- **EXERCISE**: Please update the rows below, changing every "Backup & transfer" to "Backup & restore" and leaving everything else unchanged.

*** DATA RECORDS ***

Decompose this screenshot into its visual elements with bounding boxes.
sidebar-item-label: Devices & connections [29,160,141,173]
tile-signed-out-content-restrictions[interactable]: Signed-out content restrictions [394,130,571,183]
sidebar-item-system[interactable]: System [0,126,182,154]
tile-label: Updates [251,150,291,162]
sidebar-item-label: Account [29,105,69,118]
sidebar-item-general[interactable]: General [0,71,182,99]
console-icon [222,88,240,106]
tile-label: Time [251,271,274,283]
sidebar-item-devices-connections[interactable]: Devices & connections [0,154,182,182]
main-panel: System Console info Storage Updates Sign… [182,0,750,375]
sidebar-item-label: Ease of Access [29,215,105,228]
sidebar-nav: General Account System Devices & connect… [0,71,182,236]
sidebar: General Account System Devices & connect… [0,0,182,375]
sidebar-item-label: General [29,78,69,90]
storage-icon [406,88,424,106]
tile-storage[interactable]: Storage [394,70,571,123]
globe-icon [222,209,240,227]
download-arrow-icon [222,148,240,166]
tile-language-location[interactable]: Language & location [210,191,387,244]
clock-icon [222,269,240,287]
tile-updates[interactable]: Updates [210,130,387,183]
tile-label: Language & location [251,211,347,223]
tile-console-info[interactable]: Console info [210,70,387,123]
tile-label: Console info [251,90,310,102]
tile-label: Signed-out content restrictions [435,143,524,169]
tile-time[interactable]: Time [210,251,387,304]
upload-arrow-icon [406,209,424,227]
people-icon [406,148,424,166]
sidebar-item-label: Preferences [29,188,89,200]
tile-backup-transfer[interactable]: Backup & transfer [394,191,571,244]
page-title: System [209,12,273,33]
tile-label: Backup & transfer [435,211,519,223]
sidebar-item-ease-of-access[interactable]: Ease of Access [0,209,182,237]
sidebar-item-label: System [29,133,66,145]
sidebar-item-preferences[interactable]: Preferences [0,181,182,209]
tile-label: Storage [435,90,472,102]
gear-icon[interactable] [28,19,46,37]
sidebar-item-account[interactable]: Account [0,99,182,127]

***

- **TASK SOLUTION**:
Decompose this screenshot into its visual elements with bounding boxes.
sidebar-item-label: Devices & connections [29,160,141,173]
tile-signed-out-content-restrictions[interactable]: Signed-out content restrictions [394,130,571,183]
sidebar-item-system[interactable]: System [0,126,182,154]
tile-label: Updates [251,150,291,162]
sidebar-item-label: Account [29,105,69,118]
sidebar-item-general[interactable]: General [0,71,182,99]
console-icon [222,88,240,106]
tile-label: Time [251,271,274,283]
sidebar-item-devices-connections[interactable]: Devices & connections [0,154,182,182]
main-panel: System Console info Storage Updates Sign… [182,0,750,375]
sidebar-item-label: Ease of Access [29,215,105,228]
sidebar-nav: General Account System Devices & connect… [0,71,182,236]
sidebar: General Account System Devices & connect… [0,0,182,375]
sidebar-item-label: General [29,78,69,90]
storage-icon [406,88,424,106]
tile-storage[interactable]: Storage [394,70,571,123]
globe-icon [222,209,240,227]
download-arrow-icon [222,148,240,166]
tile-language-location[interactable]: Language & location [210,191,387,244]
clock-icon [222,269,240,287]
tile-updates[interactable]: Updates [210,130,387,183]
tile-label: Language & location [251,211,347,223]
tile-console-info[interactable]: Console info [210,70,387,123]
tile-label: Console info [251,90,310,102]
tile-label: Signed-out content restrictions [435,143,524,169]
tile-time[interactable]: Time [210,251,387,304]
upload-arrow-icon [406,209,424,227]
people-icon [406,148,424,166]
sidebar-item-label: Preferences [29,188,89,200]
tile-backup-transfer[interactable]: Backup & restore [394,191,571,244]
page-title: System [209,12,273,33]
tile-label: Backup & restore [435,211,519,223]
sidebar-item-ease-of-access[interactable]: Ease of Access [0,209,182,237]
sidebar-item-label: System [29,133,66,145]
sidebar-item-preferences[interactable]: Preferences [0,181,182,209]
tile-label: Storage [435,90,472,102]
gear-icon[interactable] [28,19,46,37]
sidebar-item-account[interactable]: Account [0,99,182,127]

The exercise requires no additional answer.